**AIM**
State how many lines in these records contain the word "اضافہ", and nothing else.

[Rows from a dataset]
◇ ◇ ◇

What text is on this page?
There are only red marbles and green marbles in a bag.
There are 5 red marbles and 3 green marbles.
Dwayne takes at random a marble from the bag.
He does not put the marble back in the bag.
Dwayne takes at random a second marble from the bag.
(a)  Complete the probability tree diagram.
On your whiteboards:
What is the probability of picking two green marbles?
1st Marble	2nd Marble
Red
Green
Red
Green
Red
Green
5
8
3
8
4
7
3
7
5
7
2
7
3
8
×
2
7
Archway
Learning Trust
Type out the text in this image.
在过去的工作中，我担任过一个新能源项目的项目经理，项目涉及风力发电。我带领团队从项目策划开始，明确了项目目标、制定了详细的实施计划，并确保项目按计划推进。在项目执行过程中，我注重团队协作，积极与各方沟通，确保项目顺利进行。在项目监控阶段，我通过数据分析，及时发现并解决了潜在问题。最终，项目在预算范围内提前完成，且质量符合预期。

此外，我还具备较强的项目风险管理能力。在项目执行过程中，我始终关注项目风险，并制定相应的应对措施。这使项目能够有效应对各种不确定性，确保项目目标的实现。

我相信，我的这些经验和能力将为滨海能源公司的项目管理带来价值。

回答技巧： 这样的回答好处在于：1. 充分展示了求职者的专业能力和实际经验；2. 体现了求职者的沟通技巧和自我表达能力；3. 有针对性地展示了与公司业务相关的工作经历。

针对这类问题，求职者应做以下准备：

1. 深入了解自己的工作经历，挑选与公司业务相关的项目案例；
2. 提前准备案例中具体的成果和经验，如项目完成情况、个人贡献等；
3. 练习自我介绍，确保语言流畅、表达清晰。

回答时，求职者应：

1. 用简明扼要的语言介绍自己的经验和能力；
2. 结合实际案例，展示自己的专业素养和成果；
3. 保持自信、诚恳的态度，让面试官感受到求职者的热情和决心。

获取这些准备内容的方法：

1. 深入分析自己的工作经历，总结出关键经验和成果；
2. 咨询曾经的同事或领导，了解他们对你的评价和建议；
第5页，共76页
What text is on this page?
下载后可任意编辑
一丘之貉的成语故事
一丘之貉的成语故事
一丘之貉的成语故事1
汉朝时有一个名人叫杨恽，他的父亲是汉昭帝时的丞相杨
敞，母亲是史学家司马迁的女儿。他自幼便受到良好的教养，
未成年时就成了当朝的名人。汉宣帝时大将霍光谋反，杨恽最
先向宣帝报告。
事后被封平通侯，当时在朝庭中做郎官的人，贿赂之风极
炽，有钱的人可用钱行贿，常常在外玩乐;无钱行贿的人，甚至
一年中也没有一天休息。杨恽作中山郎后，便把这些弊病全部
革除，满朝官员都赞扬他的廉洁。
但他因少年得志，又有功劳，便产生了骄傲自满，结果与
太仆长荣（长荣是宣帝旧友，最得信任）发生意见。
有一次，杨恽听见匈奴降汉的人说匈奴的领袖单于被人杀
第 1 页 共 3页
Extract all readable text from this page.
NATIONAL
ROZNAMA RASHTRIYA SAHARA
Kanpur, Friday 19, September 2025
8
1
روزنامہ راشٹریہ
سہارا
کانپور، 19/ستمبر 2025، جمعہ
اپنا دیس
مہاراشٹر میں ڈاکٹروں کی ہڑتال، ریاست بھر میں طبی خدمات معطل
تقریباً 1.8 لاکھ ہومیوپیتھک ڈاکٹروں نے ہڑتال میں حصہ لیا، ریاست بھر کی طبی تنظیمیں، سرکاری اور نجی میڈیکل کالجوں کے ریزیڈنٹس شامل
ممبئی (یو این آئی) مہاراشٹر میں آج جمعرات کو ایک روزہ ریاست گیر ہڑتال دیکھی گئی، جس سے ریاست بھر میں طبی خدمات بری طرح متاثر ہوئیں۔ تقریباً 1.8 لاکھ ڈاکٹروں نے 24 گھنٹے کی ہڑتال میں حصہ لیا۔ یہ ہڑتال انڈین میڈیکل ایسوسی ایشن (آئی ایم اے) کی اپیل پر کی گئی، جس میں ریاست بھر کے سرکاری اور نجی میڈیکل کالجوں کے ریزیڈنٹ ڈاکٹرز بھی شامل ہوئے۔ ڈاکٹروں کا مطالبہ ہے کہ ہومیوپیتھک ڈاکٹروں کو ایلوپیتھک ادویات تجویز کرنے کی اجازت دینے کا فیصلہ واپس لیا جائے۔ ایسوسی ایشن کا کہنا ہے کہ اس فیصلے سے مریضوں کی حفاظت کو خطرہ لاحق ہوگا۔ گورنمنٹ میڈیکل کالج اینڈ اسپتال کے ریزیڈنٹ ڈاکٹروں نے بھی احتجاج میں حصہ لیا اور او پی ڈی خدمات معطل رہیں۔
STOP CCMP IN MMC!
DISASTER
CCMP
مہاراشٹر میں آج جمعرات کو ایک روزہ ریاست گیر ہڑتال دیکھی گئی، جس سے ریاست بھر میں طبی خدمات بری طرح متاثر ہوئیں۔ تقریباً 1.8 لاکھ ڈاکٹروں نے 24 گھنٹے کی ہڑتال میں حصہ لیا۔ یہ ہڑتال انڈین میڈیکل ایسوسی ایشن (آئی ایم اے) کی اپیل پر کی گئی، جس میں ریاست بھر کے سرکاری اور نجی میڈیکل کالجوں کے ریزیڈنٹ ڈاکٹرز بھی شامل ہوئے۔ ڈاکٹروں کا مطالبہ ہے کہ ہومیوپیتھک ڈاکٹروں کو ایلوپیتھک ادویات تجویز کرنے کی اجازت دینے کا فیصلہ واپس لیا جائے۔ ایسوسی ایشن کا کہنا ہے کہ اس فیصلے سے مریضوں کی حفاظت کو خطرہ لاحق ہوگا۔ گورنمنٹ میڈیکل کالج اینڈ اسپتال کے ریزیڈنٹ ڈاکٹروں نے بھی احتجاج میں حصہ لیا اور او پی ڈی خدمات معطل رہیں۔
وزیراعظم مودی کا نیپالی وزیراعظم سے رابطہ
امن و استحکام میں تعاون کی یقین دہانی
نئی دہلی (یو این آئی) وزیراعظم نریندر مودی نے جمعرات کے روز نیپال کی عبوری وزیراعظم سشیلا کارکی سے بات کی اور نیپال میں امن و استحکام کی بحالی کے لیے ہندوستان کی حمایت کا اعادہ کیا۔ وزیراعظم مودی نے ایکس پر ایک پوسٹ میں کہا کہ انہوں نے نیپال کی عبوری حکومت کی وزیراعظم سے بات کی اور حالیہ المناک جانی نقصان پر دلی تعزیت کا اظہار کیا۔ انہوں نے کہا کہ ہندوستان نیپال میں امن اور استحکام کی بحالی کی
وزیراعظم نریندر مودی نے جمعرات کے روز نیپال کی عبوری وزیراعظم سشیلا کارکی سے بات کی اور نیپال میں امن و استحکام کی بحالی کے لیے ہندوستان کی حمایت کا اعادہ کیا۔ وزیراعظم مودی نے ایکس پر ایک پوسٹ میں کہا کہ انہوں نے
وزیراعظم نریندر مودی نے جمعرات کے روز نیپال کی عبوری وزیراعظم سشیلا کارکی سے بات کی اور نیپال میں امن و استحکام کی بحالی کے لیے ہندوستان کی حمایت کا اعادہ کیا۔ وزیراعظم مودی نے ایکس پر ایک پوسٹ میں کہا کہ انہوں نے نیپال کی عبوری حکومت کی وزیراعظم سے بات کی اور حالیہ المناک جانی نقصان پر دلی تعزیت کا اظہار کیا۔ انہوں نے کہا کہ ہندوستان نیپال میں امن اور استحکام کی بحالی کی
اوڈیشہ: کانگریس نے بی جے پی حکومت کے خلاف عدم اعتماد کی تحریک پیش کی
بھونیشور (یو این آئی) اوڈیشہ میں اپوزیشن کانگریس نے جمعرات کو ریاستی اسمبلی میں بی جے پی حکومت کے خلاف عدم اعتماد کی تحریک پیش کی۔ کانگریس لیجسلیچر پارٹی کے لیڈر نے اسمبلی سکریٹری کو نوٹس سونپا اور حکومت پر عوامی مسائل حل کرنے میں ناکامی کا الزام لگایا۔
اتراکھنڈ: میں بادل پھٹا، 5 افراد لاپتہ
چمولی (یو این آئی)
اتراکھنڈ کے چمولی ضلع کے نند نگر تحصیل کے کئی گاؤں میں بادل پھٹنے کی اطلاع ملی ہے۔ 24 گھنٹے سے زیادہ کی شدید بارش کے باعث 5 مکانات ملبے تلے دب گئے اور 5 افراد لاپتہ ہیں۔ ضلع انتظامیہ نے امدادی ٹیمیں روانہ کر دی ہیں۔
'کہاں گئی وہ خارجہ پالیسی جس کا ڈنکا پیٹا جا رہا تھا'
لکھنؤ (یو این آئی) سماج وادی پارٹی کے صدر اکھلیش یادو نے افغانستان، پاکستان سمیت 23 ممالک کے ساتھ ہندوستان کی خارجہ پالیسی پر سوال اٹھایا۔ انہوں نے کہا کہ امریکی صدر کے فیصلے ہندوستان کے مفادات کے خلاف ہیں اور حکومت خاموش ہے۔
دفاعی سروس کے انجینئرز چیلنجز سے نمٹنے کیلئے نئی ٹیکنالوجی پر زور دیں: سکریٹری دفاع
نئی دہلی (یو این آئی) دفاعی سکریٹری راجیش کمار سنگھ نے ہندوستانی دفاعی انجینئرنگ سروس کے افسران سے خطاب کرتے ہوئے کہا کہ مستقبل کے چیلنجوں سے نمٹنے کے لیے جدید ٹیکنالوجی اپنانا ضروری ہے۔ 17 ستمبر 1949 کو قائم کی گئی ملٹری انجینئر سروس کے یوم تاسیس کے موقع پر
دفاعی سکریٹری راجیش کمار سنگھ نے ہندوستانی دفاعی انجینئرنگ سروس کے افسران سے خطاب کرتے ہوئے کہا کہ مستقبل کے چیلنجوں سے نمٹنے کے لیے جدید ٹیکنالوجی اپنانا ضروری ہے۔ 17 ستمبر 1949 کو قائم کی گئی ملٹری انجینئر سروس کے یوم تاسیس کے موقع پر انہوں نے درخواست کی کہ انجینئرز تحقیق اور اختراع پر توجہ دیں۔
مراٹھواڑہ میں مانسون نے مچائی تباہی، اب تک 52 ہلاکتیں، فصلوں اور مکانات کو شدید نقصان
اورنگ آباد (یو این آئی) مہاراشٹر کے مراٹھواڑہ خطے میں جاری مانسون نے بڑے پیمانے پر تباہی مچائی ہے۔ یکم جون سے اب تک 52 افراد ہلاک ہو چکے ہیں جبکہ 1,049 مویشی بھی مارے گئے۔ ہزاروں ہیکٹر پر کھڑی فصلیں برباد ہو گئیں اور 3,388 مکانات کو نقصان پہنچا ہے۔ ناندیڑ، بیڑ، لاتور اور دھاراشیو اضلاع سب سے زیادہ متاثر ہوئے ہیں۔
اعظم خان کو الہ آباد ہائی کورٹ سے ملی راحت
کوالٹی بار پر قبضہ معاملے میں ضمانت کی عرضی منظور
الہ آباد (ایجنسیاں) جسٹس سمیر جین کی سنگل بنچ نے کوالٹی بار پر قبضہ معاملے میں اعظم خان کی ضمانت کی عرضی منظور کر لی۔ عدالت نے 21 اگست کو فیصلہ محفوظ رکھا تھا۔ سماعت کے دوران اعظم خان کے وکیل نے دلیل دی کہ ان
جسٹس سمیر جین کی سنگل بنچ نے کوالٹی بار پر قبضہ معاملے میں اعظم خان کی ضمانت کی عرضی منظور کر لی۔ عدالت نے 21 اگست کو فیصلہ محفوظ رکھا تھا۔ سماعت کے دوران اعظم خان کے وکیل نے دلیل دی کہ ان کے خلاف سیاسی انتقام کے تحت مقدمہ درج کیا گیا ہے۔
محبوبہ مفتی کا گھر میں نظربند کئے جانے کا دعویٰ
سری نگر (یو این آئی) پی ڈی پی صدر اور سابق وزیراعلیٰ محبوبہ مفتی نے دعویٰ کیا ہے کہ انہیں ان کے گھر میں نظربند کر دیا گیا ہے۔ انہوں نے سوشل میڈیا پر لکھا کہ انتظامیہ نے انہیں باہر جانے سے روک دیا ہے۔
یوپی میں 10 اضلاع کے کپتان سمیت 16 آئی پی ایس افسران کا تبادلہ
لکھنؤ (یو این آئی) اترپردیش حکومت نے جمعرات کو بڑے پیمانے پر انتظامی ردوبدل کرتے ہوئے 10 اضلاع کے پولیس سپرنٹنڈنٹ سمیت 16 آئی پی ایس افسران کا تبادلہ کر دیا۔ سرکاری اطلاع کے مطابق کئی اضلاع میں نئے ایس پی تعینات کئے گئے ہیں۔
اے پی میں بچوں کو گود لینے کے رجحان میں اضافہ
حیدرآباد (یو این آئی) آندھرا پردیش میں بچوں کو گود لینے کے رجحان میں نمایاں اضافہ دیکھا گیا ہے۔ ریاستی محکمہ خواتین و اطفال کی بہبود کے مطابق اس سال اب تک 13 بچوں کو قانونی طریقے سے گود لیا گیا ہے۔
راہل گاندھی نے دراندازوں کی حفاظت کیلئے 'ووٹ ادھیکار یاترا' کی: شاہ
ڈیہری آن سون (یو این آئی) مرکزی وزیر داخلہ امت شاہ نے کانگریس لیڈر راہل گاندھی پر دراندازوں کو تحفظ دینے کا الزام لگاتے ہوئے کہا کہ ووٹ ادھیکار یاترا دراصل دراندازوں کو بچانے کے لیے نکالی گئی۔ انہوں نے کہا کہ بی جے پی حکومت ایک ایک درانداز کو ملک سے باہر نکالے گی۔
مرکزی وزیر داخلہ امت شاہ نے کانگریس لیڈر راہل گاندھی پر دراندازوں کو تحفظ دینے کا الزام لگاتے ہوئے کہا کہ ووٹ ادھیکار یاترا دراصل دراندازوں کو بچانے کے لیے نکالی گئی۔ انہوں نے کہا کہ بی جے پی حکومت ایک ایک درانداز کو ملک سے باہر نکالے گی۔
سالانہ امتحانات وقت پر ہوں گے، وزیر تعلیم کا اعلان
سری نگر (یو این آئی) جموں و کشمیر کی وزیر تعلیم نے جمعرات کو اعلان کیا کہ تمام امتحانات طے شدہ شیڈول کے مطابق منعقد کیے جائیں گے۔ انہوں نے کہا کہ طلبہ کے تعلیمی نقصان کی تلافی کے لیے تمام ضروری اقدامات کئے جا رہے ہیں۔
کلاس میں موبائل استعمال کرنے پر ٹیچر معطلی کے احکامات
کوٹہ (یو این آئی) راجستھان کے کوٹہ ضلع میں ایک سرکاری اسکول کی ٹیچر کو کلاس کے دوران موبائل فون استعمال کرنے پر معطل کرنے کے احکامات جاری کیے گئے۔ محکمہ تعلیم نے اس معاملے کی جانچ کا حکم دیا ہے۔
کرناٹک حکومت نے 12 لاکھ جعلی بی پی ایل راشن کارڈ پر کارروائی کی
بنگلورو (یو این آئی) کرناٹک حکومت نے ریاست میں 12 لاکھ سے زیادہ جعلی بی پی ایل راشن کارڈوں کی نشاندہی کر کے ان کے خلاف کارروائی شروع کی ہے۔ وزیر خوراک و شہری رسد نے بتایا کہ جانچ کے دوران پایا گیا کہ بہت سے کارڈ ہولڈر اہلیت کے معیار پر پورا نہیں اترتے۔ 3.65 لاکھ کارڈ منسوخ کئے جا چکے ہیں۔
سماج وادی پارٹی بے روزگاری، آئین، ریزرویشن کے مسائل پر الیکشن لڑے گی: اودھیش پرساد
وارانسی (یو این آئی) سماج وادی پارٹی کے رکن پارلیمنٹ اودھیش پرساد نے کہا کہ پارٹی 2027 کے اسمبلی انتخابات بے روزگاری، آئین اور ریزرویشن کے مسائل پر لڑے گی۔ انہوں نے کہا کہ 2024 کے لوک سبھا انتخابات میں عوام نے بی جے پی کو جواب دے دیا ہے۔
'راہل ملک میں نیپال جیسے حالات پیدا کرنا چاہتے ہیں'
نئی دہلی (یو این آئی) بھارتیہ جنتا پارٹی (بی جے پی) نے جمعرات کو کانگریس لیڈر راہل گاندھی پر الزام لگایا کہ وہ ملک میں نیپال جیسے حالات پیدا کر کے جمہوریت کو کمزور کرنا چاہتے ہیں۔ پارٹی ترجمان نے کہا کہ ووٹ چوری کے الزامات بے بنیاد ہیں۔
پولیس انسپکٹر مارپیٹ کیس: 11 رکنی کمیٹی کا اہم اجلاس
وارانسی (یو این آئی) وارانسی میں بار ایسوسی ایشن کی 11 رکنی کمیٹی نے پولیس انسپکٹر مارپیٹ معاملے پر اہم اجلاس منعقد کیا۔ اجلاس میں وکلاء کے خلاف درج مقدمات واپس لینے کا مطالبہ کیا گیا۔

◇ ◇ ◇

**REPLY TO THE EXERCISE**
2